--- Start ROWS ---

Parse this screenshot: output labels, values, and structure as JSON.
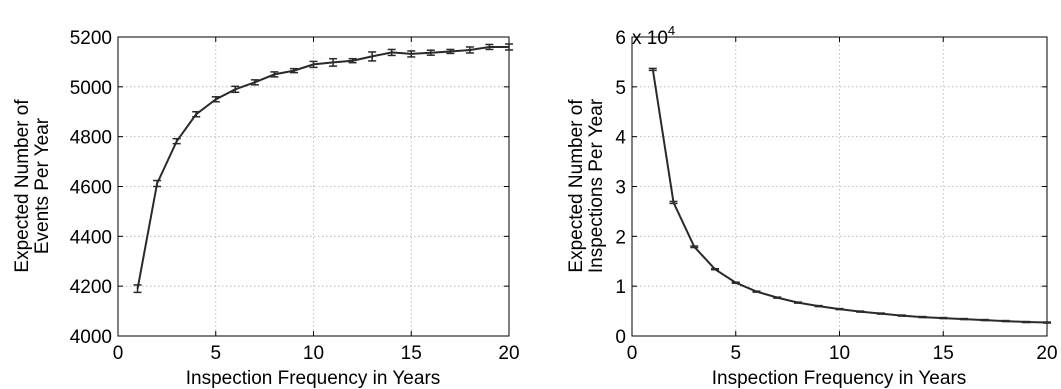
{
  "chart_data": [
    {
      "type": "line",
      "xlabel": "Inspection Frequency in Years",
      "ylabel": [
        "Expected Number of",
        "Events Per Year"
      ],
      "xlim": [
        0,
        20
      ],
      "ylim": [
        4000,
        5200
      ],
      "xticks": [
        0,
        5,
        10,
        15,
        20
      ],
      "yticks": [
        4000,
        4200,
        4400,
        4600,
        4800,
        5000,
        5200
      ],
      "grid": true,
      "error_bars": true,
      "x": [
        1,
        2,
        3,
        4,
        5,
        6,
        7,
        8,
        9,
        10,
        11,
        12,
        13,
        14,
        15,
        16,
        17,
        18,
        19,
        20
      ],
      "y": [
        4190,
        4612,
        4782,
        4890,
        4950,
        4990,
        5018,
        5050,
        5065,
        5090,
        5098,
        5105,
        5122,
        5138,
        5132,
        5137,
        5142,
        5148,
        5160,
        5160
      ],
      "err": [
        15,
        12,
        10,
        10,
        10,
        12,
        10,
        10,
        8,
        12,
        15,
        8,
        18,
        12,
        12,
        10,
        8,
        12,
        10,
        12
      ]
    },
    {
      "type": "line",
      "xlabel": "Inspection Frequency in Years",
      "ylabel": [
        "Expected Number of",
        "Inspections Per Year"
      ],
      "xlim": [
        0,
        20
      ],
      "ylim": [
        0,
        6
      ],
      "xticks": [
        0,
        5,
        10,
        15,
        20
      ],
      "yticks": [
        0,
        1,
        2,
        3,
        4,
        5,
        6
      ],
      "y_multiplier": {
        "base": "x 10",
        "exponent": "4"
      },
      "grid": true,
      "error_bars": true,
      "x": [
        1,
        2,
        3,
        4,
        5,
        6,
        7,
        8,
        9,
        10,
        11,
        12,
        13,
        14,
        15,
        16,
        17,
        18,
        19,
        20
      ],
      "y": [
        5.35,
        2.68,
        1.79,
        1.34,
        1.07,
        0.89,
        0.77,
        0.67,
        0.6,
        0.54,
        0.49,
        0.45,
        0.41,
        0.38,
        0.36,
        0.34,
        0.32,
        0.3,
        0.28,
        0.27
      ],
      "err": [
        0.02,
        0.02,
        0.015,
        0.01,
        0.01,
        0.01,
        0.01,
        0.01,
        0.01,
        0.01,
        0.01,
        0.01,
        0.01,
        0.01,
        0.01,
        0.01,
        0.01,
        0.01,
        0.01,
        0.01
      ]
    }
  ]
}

--- End ROWS ---

• [INSTRUCTION] Every line above should be repeated exactly; pictures stay out of the copy.

• [SOLUTION TO THIS PROBLEM]
Parse this screenshot: output labels, values, and structure as JSON.
{
  "chart_data": [
    {
      "type": "line",
      "xlabel": "Inspection Frequency in Years",
      "ylabel": [
        "Expected Number of",
        "Events Per Year"
      ],
      "xlim": [
        0,
        20
      ],
      "ylim": [
        4000,
        5200
      ],
      "xticks": [
        0,
        5,
        10,
        15,
        20
      ],
      "yticks": [
        4000,
        4200,
        4400,
        4600,
        4800,
        5000,
        5200
      ],
      "grid": true,
      "error_bars": true,
      "x": [
        1,
        2,
        3,
        4,
        5,
        6,
        7,
        8,
        9,
        10,
        11,
        12,
        13,
        14,
        15,
        16,
        17,
        18,
        19,
        20
      ],
      "y": [
        4190,
        4612,
        4782,
        4890,
        4950,
        4990,
        5018,
        5050,
        5065,
        5090,
        5098,
        5105,
        5122,
        5138,
        5132,
        5137,
        5142,
        5148,
        5160,
        5160
      ],
      "err": [
        15,
        12,
        10,
        10,
        10,
        12,
        10,
        10,
        8,
        12,
        15,
        8,
        18,
        12,
        12,
        10,
        8,
        12,
        10,
        12
      ]
    },
    {
      "type": "line",
      "xlabel": "Inspection Frequency in Years",
      "ylabel": [
        "Expected Number of",
        "Inspections Per Year"
      ],
      "xlim": [
        0,
        20
      ],
      "ylim": [
        0,
        6
      ],
      "xticks": [
        0,
        5,
        10,
        15,
        20
      ],
      "yticks": [
        0,
        1,
        2,
        3,
        4,
        5,
        6
      ],
      "y_multiplier": {
        "base": "x 10",
        "exponent": "4"
      },
      "grid": true,
      "error_bars": true,
      "x": [
        1,
        2,
        3,
        4,
        5,
        6,
        7,
        8,
        9,
        10,
        11,
        12,
        13,
        14,
        15,
        16,
        17,
        18,
        19,
        20
      ],
      "y": [
        5.35,
        2.68,
        1.79,
        1.34,
        1.07,
        0.89,
        0.77,
        0.67,
        0.6,
        0.54,
        0.49,
        0.45,
        0.41,
        0.38,
        0.36,
        0.34,
        0.32,
        0.3,
        0.28,
        0.27
      ],
      "err": [
        0.02,
        0.02,
        0.015,
        0.01,
        0.01,
        0.01,
        0.01,
        0.01,
        0.01,
        0.01,
        0.01,
        0.01,
        0.01,
        0.01,
        0.01,
        0.01,
        0.01,
        0.01,
        0.01,
        0.01
      ]
    }
  ]
}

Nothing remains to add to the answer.